What you will do » Your task is to repeat the entries exactly. Leave the pictures out.

Exercise inputs »
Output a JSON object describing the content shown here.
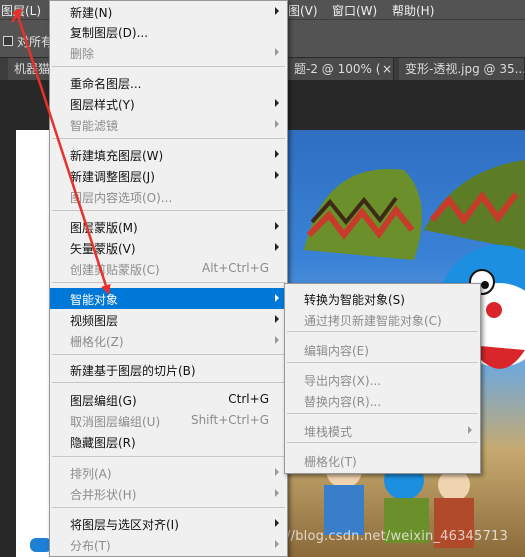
{
  "menubar": {
    "layer_menu": "图层(L)",
    "view_menu": "图(V)",
    "window_menu": "窗口(W)",
    "help_menu": "帮助(H)"
  },
  "options_bar": {
    "checkbox_label": "对所有"
  },
  "tabs": [
    {
      "label": "机器猫"
    },
    {
      "label": "题-2 @ 100% ("
    },
    {
      "label": "变形-透视.jpg @ 35..."
    }
  ],
  "tab_close_glyph": "×",
  "watermark": "https://blog.csdn.net/weixin_46345713",
  "layer_menu": {
    "items": [
      {
        "label": "新建(N)",
        "disabled": false,
        "submenu": true
      },
      {
        "label": "复制图层(D)...",
        "disabled": false,
        "submenu": false
      },
      {
        "label": "删除",
        "disabled": true,
        "submenu": true
      },
      {
        "label": "重命名图层...",
        "disabled": false,
        "submenu": false
      },
      {
        "label": "图层样式(Y)",
        "disabled": false,
        "submenu": true
      },
      {
        "label": "智能滤镜",
        "disabled": true,
        "submenu": true
      },
      {
        "label": "新建填充图层(W)",
        "disabled": false,
        "submenu": true
      },
      {
        "label": "新建调整图层(J)",
        "disabled": false,
        "submenu": true
      },
      {
        "label": "图层内容选项(O)...",
        "disabled": true,
        "submenu": false
      },
      {
        "label": "图层蒙版(M)",
        "disabled": false,
        "submenu": true
      },
      {
        "label": "矢量蒙版(V)",
        "disabled": false,
        "submenu": true
      },
      {
        "label": "创建剪贴蒙版(C)",
        "disabled": true,
        "submenu": false,
        "shortcut": "Alt+Ctrl+G"
      },
      {
        "label": "智能对象",
        "disabled": false,
        "submenu": true,
        "highlighted": true
      },
      {
        "label": "视频图层",
        "disabled": false,
        "submenu": true
      },
      {
        "label": "栅格化(Z)",
        "disabled": true,
        "submenu": true
      },
      {
        "label": "新建基于图层的切片(B)",
        "disabled": false,
        "submenu": false
      },
      {
        "label": "图层编组(G)",
        "disabled": false,
        "submenu": false,
        "shortcut": "Ctrl+G"
      },
      {
        "label": "取消图层编组(U)",
        "disabled": true,
        "submenu": false,
        "shortcut": "Shift+Ctrl+G"
      },
      {
        "label": "隐藏图层(R)",
        "disabled": false,
        "submenu": false
      },
      {
        "label": "排列(A)",
        "disabled": true,
        "submenu": true
      },
      {
        "label": "合并形状(H)",
        "disabled": true,
        "submenu": true
      },
      {
        "label": "将图层与选区对齐(I)",
        "disabled": false,
        "submenu": true
      },
      {
        "label": "分布(T)",
        "disabled": true,
        "submenu": true
      }
    ]
  },
  "smart_object_submenu": {
    "items": [
      {
        "label": "转换为智能对象(S)",
        "disabled": false,
        "submenu": false
      },
      {
        "label": "通过拷贝新建智能对象(C)",
        "disabled": true,
        "submenu": false
      },
      {
        "label": "编辑内容(E)",
        "disabled": true,
        "submenu": false
      },
      {
        "label": "导出内容(X)...",
        "disabled": true,
        "submenu": false
      },
      {
        "label": "替换内容(R)...",
        "disabled": true,
        "submenu": false
      },
      {
        "label": "堆栈模式",
        "disabled": true,
        "submenu": true
      },
      {
        "label": "栅格化(T)",
        "disabled": true,
        "submenu": false
      }
    ]
  },
  "colors": {
    "highlight": "#0078d7",
    "menu_bg": "#f0f0f0",
    "annotation_red": "#e8312a",
    "app_chrome": "#535353"
  },
  "icons": {
    "submenu_arrow": "chevron-right-icon",
    "annotation_arrows": "red-arrow-icon"
  }
}
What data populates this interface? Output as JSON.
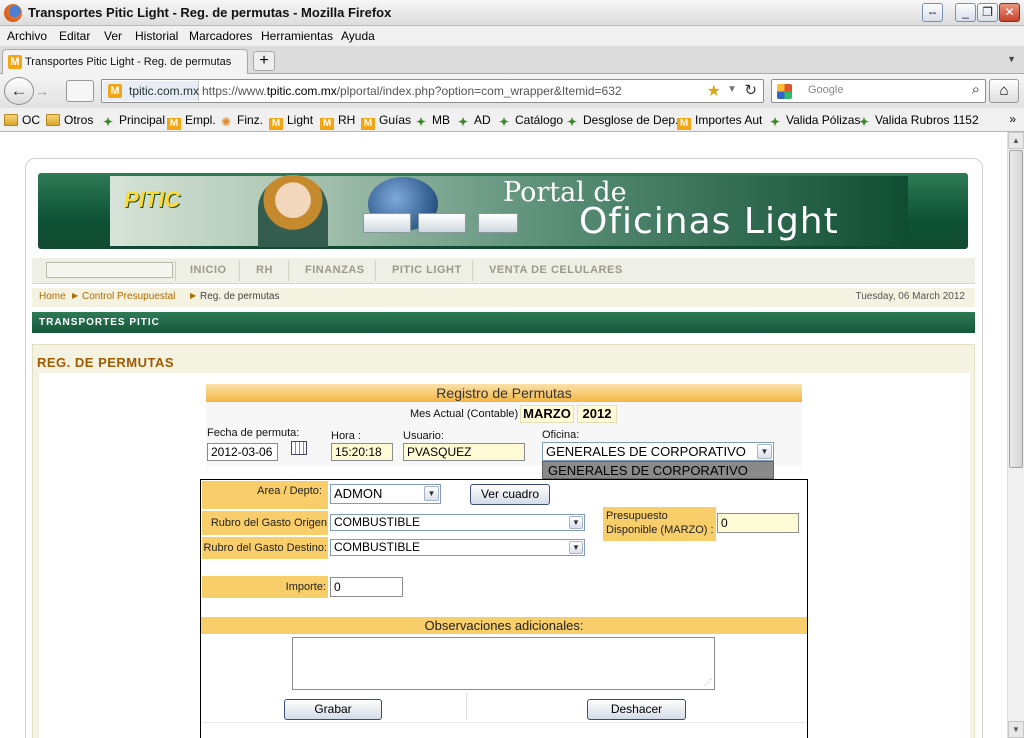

Written response »
Output a JSON object describing the content shown here.
{
  "menubar": {
    "layer_menu": "图层(L)",
    "view_menu": "图(V)",
    "window_menu": "窗口(W)",
    "help_menu": "帮助(H)"
  },
  "options_bar": {
    "checkbox_label": "对所有"
  },
  "tabs": [
    {
      "label": "机器猫"
    },
    {
      "label": "题-2 @ 100% ("
    },
    {
      "label": "变形-透视.jpg @ 35..."
    }
  ],
  "tab_close_glyph": "×",
  "watermark": "https://blog.csdn.net/weixin_46345713",
  "layer_menu": {
    "items": [
      {
        "label": "新建(N)",
        "disabled": false,
        "submenu": true
      },
      {
        "label": "复制图层(D)...",
        "disabled": false,
        "submenu": false
      },
      {
        "label": "删除",
        "disabled": true,
        "submenu": true
      },
      {
        "label": "重命名图层...",
        "disabled": false,
        "submenu": false
      },
      {
        "label": "图层样式(Y)",
        "disabled": false,
        "submenu": true
      },
      {
        "label": "智能滤镜",
        "disabled": true,
        "submenu": true
      },
      {
        "label": "新建填充图层(W)",
        "disabled": false,
        "submenu": true
      },
      {
        "label": "新建调整图层(J)",
        "disabled": false,
        "submenu": true
      },
      {
        "label": "图层内容选项(O)...",
        "disabled": true,
        "submenu": false
      },
      {
        "label": "图层蒙版(M)",
        "disabled": false,
        "submenu": true
      },
      {
        "label": "矢量蒙版(V)",
        "disabled": false,
        "submenu": true
      },
      {
        "label": "创建剪贴蒙版(C)",
        "disabled": true,
        "submenu": false,
        "shortcut": "Alt+Ctrl+G"
      },
      {
        "label": "智能对象",
        "disabled": false,
        "submenu": true,
        "highlighted": true
      },
      {
        "label": "视频图层",
        "disabled": false,
        "submenu": true
      },
      {
        "label": "栅格化(Z)",
        "disabled": true,
        "submenu": true
      },
      {
        "label": "新建基于图层的切片(B)",
        "disabled": false,
        "submenu": false
      },
      {
        "label": "图层编组(G)",
        "disabled": false,
        "submenu": false,
        "shortcut": "Ctrl+G"
      },
      {
        "label": "取消图层编组(U)",
        "disabled": true,
        "submenu": false,
        "shortcut": "Shift+Ctrl+G"
      },
      {
        "label": "隐藏图层(R)",
        "disabled": false,
        "submenu": false
      },
      {
        "label": "排列(A)",
        "disabled": true,
        "submenu": true
      },
      {
        "label": "合并形状(H)",
        "disabled": true,
        "submenu": true
      },
      {
        "label": "将图层与选区对齐(I)",
        "disabled": false,
        "submenu": true
      },
      {
        "label": "分布(T)",
        "disabled": true,
        "submenu": true
      }
    ]
  },
  "smart_object_submenu": {
    "items": [
      {
        "label": "转换为智能对象(S)",
        "disabled": false,
        "submenu": false
      },
      {
        "label": "通过拷贝新建智能对象(C)",
        "disabled": true,
        "submenu": false
      },
      {
        "label": "编辑内容(E)",
        "disabled": true,
        "submenu": false
      },
      {
        "label": "导出内容(X)...",
        "disabled": true,
        "submenu": false
      },
      {
        "label": "替换内容(R)...",
        "disabled": true,
        "submenu": false
      },
      {
        "label": "堆栈模式",
        "disabled": true,
        "submenu": true
      },
      {
        "label": "栅格化(T)",
        "disabled": true,
        "submenu": false
      }
    ]
  },
  "colors": {
    "highlight": "#0078d7",
    "menu_bg": "#f0f0f0",
    "annotation_red": "#e8312a",
    "app_chrome": "#535353"
  },
  "icons": {
    "submenu_arrow": "chevron-right-icon",
    "annotation_arrows": "red-arrow-icon"
  }
}
What data populates this interface? Output as JSON.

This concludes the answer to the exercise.